(Excerpts from a figure dataset)
▽
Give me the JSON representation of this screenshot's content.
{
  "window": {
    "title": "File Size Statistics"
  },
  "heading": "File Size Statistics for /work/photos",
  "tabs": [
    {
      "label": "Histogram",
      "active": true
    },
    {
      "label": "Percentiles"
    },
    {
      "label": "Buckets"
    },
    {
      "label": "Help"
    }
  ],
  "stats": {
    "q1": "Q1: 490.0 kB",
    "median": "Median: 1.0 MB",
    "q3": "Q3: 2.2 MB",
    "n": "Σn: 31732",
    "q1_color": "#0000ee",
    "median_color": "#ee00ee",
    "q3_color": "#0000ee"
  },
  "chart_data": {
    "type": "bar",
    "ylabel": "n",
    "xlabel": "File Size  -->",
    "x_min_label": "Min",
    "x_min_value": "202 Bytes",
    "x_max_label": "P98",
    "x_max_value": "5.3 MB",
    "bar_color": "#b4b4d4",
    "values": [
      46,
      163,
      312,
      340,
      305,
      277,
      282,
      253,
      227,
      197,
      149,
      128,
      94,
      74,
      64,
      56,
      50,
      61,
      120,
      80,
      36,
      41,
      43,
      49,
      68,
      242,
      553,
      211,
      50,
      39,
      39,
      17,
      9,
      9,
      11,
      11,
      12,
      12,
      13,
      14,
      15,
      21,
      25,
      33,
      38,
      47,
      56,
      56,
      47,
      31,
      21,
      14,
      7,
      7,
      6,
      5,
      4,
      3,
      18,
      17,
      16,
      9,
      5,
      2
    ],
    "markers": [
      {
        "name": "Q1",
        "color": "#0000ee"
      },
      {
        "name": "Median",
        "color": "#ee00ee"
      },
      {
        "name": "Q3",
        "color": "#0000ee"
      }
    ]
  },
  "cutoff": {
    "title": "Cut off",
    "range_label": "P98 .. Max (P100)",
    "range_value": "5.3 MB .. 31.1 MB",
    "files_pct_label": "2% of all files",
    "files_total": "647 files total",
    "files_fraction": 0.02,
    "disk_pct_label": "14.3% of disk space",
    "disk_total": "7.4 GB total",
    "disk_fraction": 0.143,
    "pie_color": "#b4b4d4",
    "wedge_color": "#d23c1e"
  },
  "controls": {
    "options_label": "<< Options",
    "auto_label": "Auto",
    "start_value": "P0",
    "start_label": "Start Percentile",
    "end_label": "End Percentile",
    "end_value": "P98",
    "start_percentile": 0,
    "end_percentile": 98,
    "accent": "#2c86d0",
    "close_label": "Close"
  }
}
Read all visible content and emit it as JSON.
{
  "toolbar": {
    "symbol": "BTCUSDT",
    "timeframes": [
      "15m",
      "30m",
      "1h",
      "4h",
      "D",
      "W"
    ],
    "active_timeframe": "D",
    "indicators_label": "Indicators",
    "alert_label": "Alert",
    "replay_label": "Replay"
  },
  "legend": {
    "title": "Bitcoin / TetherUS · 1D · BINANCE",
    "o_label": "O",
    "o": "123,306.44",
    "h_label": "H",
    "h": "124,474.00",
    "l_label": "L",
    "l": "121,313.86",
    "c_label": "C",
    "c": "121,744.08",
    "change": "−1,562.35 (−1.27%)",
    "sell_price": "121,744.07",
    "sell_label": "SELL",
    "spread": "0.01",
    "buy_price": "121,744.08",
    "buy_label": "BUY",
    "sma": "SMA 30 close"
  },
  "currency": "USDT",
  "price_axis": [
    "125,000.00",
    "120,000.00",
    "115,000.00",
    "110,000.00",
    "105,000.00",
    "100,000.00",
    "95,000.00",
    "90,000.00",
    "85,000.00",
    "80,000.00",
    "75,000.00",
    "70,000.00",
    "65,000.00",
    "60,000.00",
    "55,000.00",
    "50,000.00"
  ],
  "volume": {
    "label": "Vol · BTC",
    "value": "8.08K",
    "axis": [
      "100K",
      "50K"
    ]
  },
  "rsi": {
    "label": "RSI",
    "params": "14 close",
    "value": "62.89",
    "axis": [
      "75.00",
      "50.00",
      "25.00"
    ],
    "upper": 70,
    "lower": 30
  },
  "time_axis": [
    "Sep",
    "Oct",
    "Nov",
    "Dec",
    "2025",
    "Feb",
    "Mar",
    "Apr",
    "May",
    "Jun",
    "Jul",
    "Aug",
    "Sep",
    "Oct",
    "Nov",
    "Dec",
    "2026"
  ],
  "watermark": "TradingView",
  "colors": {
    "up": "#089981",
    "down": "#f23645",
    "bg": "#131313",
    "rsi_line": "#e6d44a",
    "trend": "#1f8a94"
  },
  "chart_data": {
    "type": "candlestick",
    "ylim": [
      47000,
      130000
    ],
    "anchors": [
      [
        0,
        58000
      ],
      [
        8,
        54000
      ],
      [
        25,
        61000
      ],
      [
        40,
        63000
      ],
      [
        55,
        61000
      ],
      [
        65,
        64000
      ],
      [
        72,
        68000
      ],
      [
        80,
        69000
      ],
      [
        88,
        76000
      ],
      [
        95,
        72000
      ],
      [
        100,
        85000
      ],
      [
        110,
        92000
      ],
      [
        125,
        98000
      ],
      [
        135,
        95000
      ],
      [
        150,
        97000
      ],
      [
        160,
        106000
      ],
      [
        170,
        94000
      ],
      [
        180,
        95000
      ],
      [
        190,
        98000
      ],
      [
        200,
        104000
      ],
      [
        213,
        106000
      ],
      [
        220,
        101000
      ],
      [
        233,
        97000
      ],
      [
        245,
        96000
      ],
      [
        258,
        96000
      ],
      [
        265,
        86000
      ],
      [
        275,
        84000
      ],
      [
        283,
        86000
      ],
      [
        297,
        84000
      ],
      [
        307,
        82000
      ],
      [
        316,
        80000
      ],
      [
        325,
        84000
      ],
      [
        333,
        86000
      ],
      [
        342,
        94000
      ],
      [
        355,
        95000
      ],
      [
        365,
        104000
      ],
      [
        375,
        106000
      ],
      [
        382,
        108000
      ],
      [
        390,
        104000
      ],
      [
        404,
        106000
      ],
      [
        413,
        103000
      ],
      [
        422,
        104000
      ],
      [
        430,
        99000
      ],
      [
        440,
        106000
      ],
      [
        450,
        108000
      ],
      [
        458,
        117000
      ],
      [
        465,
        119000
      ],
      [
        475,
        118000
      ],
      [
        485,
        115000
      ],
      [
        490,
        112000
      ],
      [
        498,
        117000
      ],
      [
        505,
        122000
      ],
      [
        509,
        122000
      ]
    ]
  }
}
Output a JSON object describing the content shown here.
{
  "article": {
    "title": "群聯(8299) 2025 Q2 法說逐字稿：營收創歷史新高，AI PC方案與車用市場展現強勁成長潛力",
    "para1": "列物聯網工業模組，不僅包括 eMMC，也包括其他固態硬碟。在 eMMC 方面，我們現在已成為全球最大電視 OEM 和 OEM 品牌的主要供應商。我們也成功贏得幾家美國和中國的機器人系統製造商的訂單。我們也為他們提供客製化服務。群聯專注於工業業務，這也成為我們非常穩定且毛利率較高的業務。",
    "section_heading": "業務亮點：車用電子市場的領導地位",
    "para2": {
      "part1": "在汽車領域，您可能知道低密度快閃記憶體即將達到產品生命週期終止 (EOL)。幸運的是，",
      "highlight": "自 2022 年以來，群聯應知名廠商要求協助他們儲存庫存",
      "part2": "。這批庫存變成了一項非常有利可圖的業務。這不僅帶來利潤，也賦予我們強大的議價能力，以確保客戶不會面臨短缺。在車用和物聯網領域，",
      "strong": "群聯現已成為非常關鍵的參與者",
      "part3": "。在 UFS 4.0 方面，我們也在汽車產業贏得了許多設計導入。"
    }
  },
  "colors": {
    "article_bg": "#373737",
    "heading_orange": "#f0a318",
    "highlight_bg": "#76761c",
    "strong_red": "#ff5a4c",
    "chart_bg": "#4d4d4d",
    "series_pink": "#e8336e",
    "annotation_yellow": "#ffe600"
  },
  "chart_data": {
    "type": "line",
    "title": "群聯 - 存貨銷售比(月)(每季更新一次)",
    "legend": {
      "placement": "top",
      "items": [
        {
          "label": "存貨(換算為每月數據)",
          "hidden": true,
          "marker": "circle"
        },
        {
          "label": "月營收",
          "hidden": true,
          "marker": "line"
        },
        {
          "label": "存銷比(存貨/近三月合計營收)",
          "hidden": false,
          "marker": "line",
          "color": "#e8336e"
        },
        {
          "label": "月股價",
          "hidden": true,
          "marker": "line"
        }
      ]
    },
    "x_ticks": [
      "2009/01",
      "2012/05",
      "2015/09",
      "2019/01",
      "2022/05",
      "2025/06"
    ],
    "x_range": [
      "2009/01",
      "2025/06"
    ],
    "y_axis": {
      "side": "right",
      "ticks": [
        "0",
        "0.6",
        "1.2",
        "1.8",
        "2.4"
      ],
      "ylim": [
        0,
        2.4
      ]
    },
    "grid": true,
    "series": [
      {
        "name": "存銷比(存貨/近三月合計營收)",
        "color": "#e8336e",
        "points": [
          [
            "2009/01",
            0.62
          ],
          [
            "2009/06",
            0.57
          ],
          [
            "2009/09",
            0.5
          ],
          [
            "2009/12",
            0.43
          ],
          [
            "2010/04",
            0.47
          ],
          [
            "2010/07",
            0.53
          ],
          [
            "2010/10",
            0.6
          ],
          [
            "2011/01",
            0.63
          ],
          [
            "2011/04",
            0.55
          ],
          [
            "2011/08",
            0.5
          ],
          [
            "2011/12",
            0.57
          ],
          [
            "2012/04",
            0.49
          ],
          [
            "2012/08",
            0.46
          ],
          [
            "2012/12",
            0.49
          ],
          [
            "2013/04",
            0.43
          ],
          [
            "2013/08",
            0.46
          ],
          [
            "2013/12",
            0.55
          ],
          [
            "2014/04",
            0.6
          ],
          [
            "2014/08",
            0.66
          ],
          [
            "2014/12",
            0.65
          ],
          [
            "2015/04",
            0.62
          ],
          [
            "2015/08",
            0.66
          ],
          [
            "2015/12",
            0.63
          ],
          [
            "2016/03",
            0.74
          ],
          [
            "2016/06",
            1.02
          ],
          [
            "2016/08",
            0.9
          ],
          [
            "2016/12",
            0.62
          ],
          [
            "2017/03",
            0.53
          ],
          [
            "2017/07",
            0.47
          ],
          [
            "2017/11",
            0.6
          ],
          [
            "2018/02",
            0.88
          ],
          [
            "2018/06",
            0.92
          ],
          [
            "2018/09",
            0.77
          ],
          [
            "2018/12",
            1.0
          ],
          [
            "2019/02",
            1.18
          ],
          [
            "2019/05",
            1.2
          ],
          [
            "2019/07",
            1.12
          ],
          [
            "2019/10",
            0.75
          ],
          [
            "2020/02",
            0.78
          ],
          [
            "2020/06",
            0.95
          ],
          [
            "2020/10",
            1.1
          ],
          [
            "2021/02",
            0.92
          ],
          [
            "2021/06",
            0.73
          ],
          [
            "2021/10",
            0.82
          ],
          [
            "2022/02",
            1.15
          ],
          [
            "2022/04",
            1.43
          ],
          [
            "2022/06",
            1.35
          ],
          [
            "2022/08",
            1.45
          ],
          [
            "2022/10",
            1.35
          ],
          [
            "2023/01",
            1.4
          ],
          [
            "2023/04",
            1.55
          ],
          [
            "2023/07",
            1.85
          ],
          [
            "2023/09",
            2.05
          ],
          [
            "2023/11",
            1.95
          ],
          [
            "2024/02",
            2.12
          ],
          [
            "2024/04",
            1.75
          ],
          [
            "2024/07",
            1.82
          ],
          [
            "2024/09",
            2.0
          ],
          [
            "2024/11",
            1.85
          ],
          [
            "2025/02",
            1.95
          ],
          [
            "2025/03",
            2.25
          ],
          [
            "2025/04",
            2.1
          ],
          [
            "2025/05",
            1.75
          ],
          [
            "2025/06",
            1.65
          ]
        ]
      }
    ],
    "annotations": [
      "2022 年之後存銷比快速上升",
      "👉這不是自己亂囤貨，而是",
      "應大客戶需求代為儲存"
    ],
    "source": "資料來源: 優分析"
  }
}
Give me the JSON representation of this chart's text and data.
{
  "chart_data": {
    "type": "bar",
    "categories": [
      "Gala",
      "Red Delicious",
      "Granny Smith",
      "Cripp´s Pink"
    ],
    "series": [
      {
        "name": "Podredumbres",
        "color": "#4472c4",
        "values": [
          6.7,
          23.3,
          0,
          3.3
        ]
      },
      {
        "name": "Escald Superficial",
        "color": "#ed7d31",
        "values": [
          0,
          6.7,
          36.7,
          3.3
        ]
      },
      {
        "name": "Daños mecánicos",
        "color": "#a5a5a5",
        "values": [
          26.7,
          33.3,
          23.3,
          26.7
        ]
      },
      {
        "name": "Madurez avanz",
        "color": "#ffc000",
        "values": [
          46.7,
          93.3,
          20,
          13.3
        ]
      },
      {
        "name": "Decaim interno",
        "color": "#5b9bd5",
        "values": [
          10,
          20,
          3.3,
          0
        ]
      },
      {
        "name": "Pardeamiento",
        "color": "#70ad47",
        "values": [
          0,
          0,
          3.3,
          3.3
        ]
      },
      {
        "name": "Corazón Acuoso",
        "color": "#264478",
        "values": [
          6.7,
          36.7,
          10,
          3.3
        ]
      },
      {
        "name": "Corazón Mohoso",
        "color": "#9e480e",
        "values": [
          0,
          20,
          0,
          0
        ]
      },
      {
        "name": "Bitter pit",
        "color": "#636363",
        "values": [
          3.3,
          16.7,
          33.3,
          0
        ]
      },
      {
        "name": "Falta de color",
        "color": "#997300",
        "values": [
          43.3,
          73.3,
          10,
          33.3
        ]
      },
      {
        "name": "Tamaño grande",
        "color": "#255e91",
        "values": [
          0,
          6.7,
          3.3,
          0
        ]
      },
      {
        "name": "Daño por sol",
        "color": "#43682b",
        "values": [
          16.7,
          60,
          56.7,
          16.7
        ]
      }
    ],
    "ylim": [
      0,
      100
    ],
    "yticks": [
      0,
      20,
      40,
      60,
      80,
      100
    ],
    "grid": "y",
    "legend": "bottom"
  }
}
△
Find how many lines of the listing include the string "Size" and give that number, nothing else.

WRITTEN ANSWER - 3